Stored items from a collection
══════

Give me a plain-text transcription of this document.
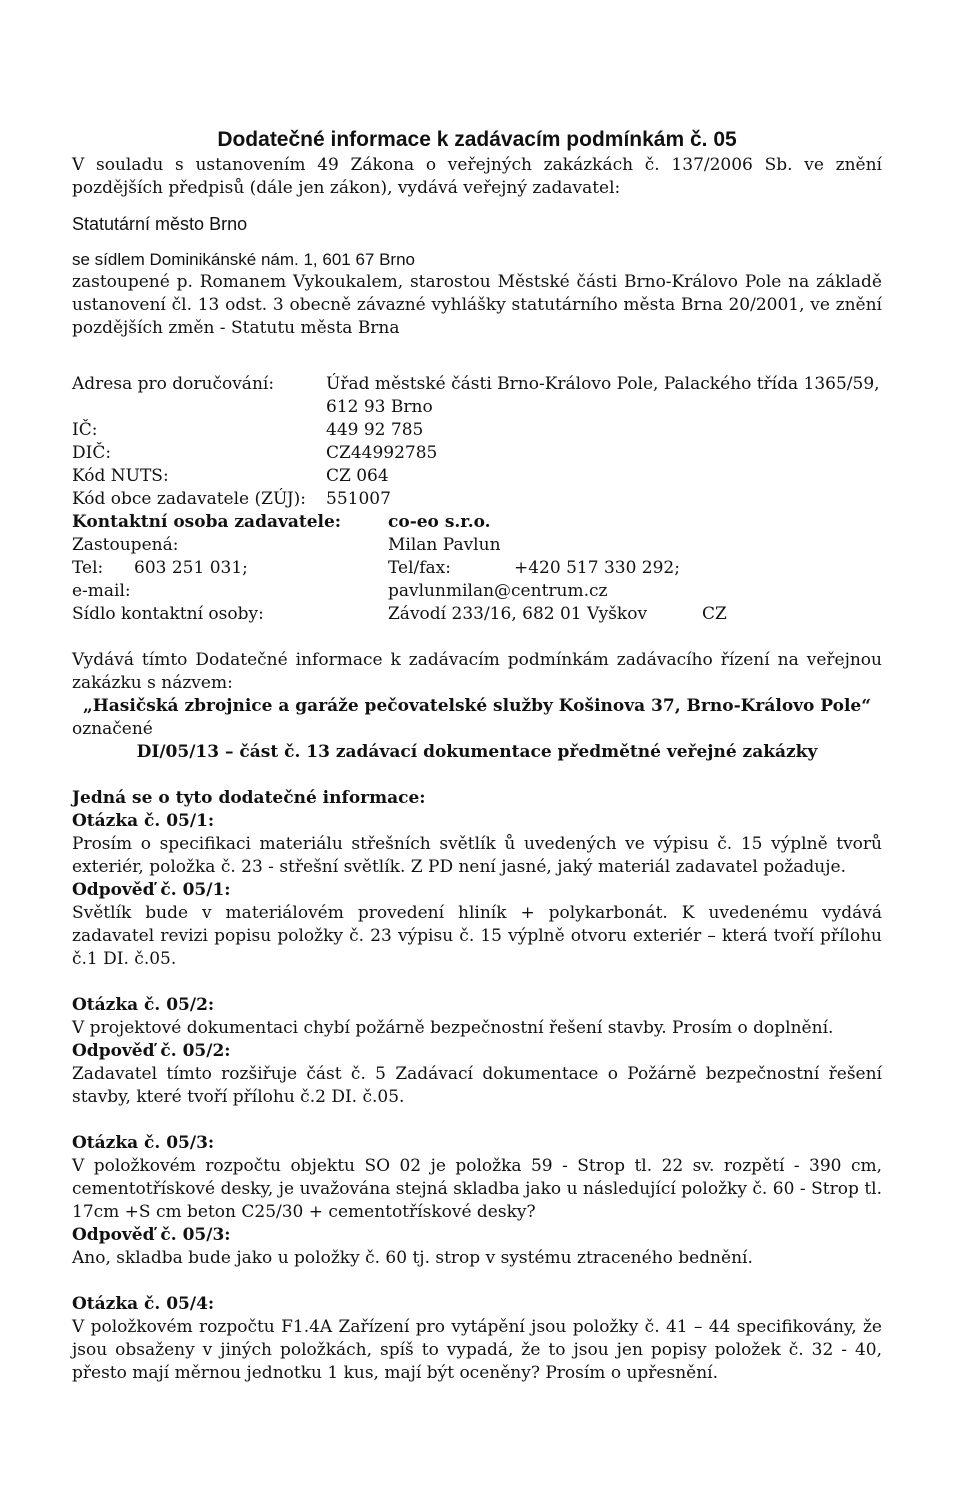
Dodatečné informace k zadávacím podmínkám č. 05

V souladu s ustanovením 49 Zákona o veřejných zakázkách č. 137/2006 Sb. ve znění pozdějších předpisů (dále jen zákon), vydává veřejný zadavatel:

Statutární město Brno

se sídlem Dominikánské nám. 1, 601 67 Brno

zastoupené p. Romanem Vykoukalem, starostou Městské části Brno-Královo Pole na základě ustanovení čl. 13 odst. 3 obecně závazné vyhlášky statutárního města Brna 20/2001, ve znění pozdějších změn - Statutu města Brna

Adresa pro doručování:	Úřad městské části Brno-Královo Pole, Palackého třída 1365/59, 612 93 Brno

IČ:	449 92 785
DIČ:	CZ44992785
Kód NUTS:	CZ 064
Kód obce zadavatele (ZÚJ): 551007
Kontaktní osoba zadavatele:	co-eo s.r.o.
Zastoupená:	Milan Pavlun
Tel: 603 251 031;	Tel/fax:	+420 517 330 292;
e-mail:	pavlunmilan@centrum.cz
Sídlo kontaktní osoby:	Závodí 233/16, 682 01 Vyškov	CZ

Vydává tímto Dodatečné informace k zadávacím podmínkám zadávacího řízení na veřejnou zakázku s názvem:

„Hasičská zbrojnice a garáže pečovatelské služby Košinova 37, Brno-Královo Pole“

označené

DI/05/13 – část č. 13 zadávací dokumentace předmětné veřejné zakázky

Jedná se o tyto dodatečné informace:

Otázka č. 05/1:

Prosím o specifikaci materiálu střešních světlík ů uvedených ve výpisu č. 15 výplně tvorů exteriér, položka č. 23 - střešní světlík. Z PD není jasné, jaký materiál zadavatel požaduje.

Odpověď č. 05/1:

Světlík bude v materiálovém provedení hliník + polykarbonát. K uvedenému vydává zadavatel revizi popisu položky č. 23 výpisu č. 15 výplně otvoru exteriér – která tvoří přílohu č.1 DI. č.05.

Otázka č. 05/2:

V projektové dokumentaci chybí požárně bezpečnostní řešení stavby. Prosím o doplnění.

Odpověď č. 05/2:

Zadavatel tímto rozšiřuje část č. 5 Zadávací dokumentace o Požárně bezpečnostní řešení stavby, které tvoří přílohu č.2 DI. č.05.

Otázka č. 05/3:

V položkovém rozpočtu objektu SO 02 je položka 59 - Strop tl. 22 sv. rozpětí - 390 cm, cementotřískové desky, je uvažována stejná skladba jako u následující položky č. 60 - Strop tl. 17cm +S cm beton C25/30 + cementotřískové desky?

Odpověď č. 05/3:

Ano, skladba bude jako u položky č. 60 tj. strop v systému ztraceného bednění.

Otázka č. 05/4:

V položkovém rozpočtu F1.4A Zařízení pro vytápění jsou položky č. 41 – 44 specifikovány, že jsou obsaženy v jiných položkách, spíš to vypadá, že to jsou jen popisy položek č. 32 - 40, přesto mají měrnou jednotku 1 kus, mají být oceněny? Prosím o upřesnění.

══════

EXERCISE — Give only the number of lines in the preceding material that contain the string "položka".

TASK RESULT — 2